#### [RECORDS FOR THIS EXERCISE]
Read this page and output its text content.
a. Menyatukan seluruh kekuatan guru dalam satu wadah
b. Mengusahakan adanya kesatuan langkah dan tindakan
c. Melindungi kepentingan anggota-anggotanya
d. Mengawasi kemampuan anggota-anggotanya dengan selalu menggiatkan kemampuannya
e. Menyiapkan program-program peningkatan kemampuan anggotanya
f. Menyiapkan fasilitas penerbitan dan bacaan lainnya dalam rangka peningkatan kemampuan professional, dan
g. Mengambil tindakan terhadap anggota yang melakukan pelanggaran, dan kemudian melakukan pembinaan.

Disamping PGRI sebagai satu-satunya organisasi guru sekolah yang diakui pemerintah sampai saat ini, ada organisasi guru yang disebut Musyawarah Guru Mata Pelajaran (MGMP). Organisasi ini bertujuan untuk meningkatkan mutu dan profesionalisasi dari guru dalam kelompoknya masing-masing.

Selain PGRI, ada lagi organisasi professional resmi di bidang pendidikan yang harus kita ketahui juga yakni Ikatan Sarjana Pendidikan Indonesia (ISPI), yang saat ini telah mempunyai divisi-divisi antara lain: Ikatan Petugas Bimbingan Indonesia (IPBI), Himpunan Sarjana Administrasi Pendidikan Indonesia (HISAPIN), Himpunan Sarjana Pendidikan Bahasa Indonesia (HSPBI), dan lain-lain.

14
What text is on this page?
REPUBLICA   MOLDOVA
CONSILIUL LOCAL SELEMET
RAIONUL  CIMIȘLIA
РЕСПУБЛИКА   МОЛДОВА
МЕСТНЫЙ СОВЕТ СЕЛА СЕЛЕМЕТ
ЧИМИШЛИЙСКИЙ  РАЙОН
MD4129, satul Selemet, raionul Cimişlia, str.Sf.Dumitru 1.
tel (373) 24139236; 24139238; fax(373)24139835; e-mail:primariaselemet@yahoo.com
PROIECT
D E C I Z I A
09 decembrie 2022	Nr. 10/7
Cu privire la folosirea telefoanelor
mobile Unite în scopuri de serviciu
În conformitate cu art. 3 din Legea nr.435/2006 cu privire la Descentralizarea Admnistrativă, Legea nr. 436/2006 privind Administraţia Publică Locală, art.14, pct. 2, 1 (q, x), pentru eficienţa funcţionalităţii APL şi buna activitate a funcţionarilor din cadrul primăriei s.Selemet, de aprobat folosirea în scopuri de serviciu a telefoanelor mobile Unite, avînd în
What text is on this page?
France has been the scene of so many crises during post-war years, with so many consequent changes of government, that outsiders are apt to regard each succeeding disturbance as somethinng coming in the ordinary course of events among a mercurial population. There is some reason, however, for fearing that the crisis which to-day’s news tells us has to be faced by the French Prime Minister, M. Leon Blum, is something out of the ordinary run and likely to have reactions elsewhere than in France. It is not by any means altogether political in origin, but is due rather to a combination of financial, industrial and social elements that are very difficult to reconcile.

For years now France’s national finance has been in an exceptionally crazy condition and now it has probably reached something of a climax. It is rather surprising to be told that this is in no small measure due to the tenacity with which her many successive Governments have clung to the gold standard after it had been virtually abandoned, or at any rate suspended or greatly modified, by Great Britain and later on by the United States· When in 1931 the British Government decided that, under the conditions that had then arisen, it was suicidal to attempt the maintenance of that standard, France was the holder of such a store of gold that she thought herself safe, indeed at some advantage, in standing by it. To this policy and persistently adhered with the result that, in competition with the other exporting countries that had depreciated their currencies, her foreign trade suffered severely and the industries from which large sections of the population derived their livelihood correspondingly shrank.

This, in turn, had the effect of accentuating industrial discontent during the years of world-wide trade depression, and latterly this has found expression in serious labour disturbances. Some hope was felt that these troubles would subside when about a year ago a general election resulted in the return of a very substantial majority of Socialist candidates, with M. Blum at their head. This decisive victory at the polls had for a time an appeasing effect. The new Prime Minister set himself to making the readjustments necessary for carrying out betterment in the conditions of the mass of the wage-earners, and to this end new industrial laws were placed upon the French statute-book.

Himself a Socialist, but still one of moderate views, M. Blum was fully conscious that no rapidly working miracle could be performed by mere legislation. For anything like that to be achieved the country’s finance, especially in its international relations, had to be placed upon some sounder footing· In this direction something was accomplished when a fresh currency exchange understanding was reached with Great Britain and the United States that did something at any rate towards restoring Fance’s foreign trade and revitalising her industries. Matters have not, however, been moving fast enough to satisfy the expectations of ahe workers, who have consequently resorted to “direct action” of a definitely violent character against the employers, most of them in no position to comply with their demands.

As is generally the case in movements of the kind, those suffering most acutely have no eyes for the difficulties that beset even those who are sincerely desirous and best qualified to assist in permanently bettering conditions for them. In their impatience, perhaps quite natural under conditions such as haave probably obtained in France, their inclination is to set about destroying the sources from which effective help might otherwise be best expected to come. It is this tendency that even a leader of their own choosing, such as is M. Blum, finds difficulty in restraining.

#### [REQUEST]
From the listing above, pick out each line where the word "folosirea" appears.

#### [REPLY]
Cu privire la folosirea telefoanelor
În conformitate cu art. 3 din Legea nr.435/2006 cu privire la Descentralizarea Admnistrativă, Legea nr. 436/2006 privind Administraţia Publică Locală, art.14, pct. 2, 1 (q, x), pentru eficienţa funcţionalităţii APL şi buna activitate a funcţionarilor din cadrul primăriei s.Selemet, de aprobat folosirea în scopuri de serviciu a telefoanelor mobile Unite, avînd în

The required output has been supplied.